Exercise description: Reproduce the full listing below unchanged, apart from the pictures.

Provided entries:
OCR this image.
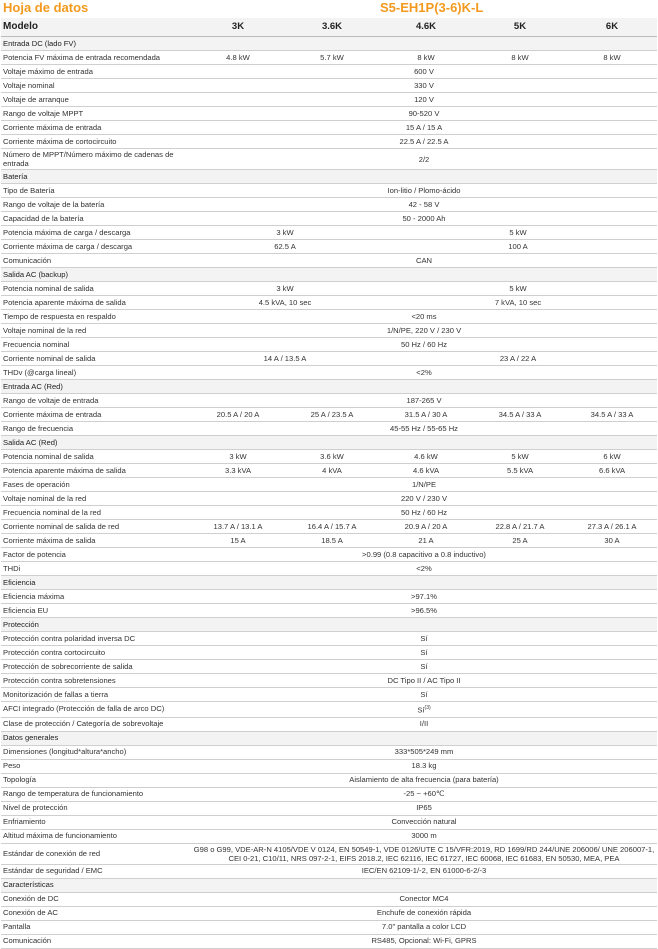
Hoja de datos	S5-EH1P(3-6)K-L
Modelo	3K	3.6K	4.6K	5K	6K
Entrada DC (lado FV)					
Potencia FV máxima de entrada recomendada	4.8 kW	5.7 kW	8 kW	8 kW	8 kW
Voltaje máximo de entrada	600 V				
Voltaje nominal	330 V				
Voltaje de arranque	120 V				
Rango de voltaje MPPT	90-520 V				
Corriente máxima de entrada	15 A / 15 A				
Corriente máxima de cortocircuito	22.5 A / 22.5 A				
Número de MPPT/Número máximo de cadenas de entrada	2/2				
Batería					
Tipo de Batería	Ion-litio / Plomo-ácido				
Rango de voltaje de la batería	42 - 58 V				
Capacidad de la batería	50 - 2000 Ah				
Potencia máxima de carga / descarga	3 kW		5 kW		
Corriente máxima de carga / descarga	62.5 A		100 A		
Comunicación	CAN				
Salida AC (backup)					
Potencia nominal de salida	3 kW		5 kW		
Potencia aparente máxima de salida	4.5 kVA, 10 sec		7 kVA, 10 sec		
Tiempo de respuesta en respaldo	<20 ms				
Voltaje nominal de la red	1/N/PE, 220 V / 230 V				
Frecuencia nominal	50 Hz / 60 Hz				
Corriente nominal de salida	14 A / 13.5 A		23 A / 22 A		
THDv (@carga lineal)	<2%				
Entrada AC (Red)					
Rango de voltaje de entrada	187-265 V				
Corriente máxima de entrada	20.5 A / 20 A	25 A / 23.5 A	31.5 A / 30 A	34.5 A / 33 A	34.5 A / 33 A
Rango de frecuencia	45-55 Hz / 55-65 Hz				
Salida AC (Red)					
Potencia nominal de salida	3 kW	3.6 kW	4.6 kW	5 kW	6 kW
Potencia aparente máxima de salida	3.3 kVA	4 kVA	4.6 kVA	5.5 kVA	6.6 kVA
Fases de operación	1/N/PE				
Voltaje nominal de la red	220 V / 230 V				
Frecuencia nominal de la red	50 Hz / 60 Hz				
Corriente nominal de salida de red	13.7 A / 13.1 A	16.4 A / 15.7 A	20.9 A / 20 A	22.8 A / 21.7 A	27.3 A / 26.1 A
Corriente máxima de salida	15 A	18.5 A	21 A	25 A	30 A
Factor de potencia	>0.99 (0.8 capacitivo a 0.8 inductivo)				
THDi	<2%				
Eficiencia					
Eficiencia máxima	>97.1%				
Eficiencia EU	>96.5%				
Protección					
Protección contra polaridad inversa DC	Sí				
Protección contra cortocircuito	Sí				
Protección de sobrecorriente de salida	Sí				
Protección contra sobretensiones	DC Tipo II / AC Tipo II				
Monitorización de fallas a tierra	Sí				
AFCI integrado (Protección de falla de arco DC)	$Sí^{(3)}$
Clase de protección / Categoría de sobrevoltaje	I/II				
Datos generales					
Dimensiones (longitud*altura*ancho)	333*505*249 mm				
Peso	18.3 kg				
Topología	Aislamiento de alta frecuencia (para batería)				
Rango de temperatura de funcionamiento	-25 ~ +60℃				
Nivel de protección	IP65				
Enfriamiento	Convección natural				
Altitud máxima de funcionamiento	3000 m				
Estándar de conexión de red	G98 o G99, VDE-AR-N 4105/VDE V 0124, EN 50549-1, VDE 0126/UTE C 15/VFR:2019, RD 1699/RD 244/UNE 206006/ UNE 206007-1, CEI 0-21, C10/11, NRS 097-2-1, EIFS 2018.2, IEC 62116, IEC 61727, IEC 60068, IEC 61683, EN 50530, MEA, PEA				
Estándar de seguridad / EMC	IEC/EN 62109-1/-2, EN 61000-6-2/-3				
Características					
Conexión de DC	Conector MC4				
Conexión de AC	Enchufe de conexión rápida				
Pantalla	7.0" pantalla a color LCD				
Comunicación	RS485, Opcional: Wi-Fi, GPRS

Complete response:
OCR this image.
Hoja de datos	S5-EH1P(3-6)K-L
Modelo	3K	3.6K	4.6K	5K	6K
Entrada DC (lado FV)					
Potencia FV máxima de entrada recomendada	4.8 kW	5.7 kW	8 kW	8 kW	8 kW
Voltaje máximo de entrada	600 V				
Voltaje nominal	330 V				
Voltaje de arranque	120 V				
Rango de voltaje MPPT	90-520 V				
Corriente máxima de entrada	15 A / 15 A				
Corriente máxima de cortocircuito	22.5 A / 22.5 A				
Número de MPPT/Número máximo de cadenas de entrada	2/2				
Batería					
Tipo de Batería	Ion-litio / Plomo-ácido				
Rango de voltaje de la batería	42 - 58 V				
Capacidad de la batería	50 - 2000 Ah				
Potencia máxima de carga / descarga	3 kW		5 kW		
Corriente máxima de carga / descarga	62.5 A		100 A		
Comunicación	CAN				
Salida AC (backup)					
Potencia nominal de salida	3 kW		5 kW		
Potencia aparente máxima de salida	4.5 kVA, 10 sec		7 kVA, 10 sec		
Tiempo de respuesta en respaldo	<20 ms				
Voltaje nominal de la red	1/N/PE, 220 V / 230 V				
Frecuencia nominal	50 Hz / 60 Hz				
Corriente nominal de salida	14 A / 13.5 A		23 A / 22 A		
THDv (@carga lineal)	<2%				
Entrada AC (Red)					
Rango de voltaje de entrada	187-265 V				
Corriente máxima de entrada	20.5 A / 20 A	25 A / 23.5 A	31.5 A / 30 A	34.5 A / 33 A	34.5 A / 33 A
Rango de frecuencia	45-55 Hz / 55-65 Hz				
Salida AC (Red)					
Potencia nominal de salida	3 kW	3.6 kW	4.6 kW	5 kW	6 kW
Potencia aparente máxima de salida	3.3 kVA	4 kVA	4.6 kVA	5.5 kVA	6.6 kVA
Fases de operación	1/N/PE				
Voltaje nominal de la red	220 V / 230 V				
Frecuencia nominal de la red	50 Hz / 60 Hz				
Corriente nominal de salida de red	13.7 A / 13.1 A	16.4 A / 15.7 A	20.9 A / 20 A	22.8 A / 21.7 A	27.3 A / 26.1 A
Corriente máxima de salida	15 A	18.5 A	21 A	25 A	30 A
Factor de potencia	>0.99 (0.8 capacitivo a 0.8 inductivo)				
THDi	<2%				
Eficiencia					
Eficiencia máxima	>97.1%				
Eficiencia EU	>96.5%				
Protección					
Protección contra polaridad inversa DC	Sí				
Protección contra cortocircuito	Sí				
Protección de sobrecorriente de salida	Sí				
Protección contra sobretensiones	DC Tipo II / AC Tipo II				
Monitorización de fallas a tierra	Sí				
AFCI integrado (Protección de falla de arco DC)	$Sí^{(3)}$
Clase de protección / Categoría de sobrevoltaje	I/II				
Datos generales					
Dimensiones (longitud*altura*ancho)	333*505*249 mm				
Peso	18.3 kg				
Topología	Aislamiento de alta frecuencia (para batería)				
Rango de temperatura de funcionamiento	-25 ~ +60℃				
Nivel de protección	IP65				
Enfriamiento	Convección natural				
Altitud máxima de funcionamiento	3000 m				
Estándar de conexión de red	G98 o G99, VDE-AR-N 4105/VDE V 0124, EN 50549-1, VDE 0126/UTE C 15/VFR:2019, RD 1699/RD 244/UNE 206006/ UNE 206007-1, CEI 0-21, C10/11, NRS 097-2-1, EIFS 2018.2, IEC 62116, IEC 61727, IEC 60068, IEC 61683, EN 50530, MEA, PEA				
Estándar de seguridad / EMC	IEC/EN 62109-1/-2, EN 61000-6-2/-3				
Características					
Conexión de DC	Conector MC4				
Conexión de AC	Enchufe de conexión rápida				
Pantalla	7.0" pantalla a color LCD				
Comunicación	RS485, Opcional: Wi-Fi, GPRS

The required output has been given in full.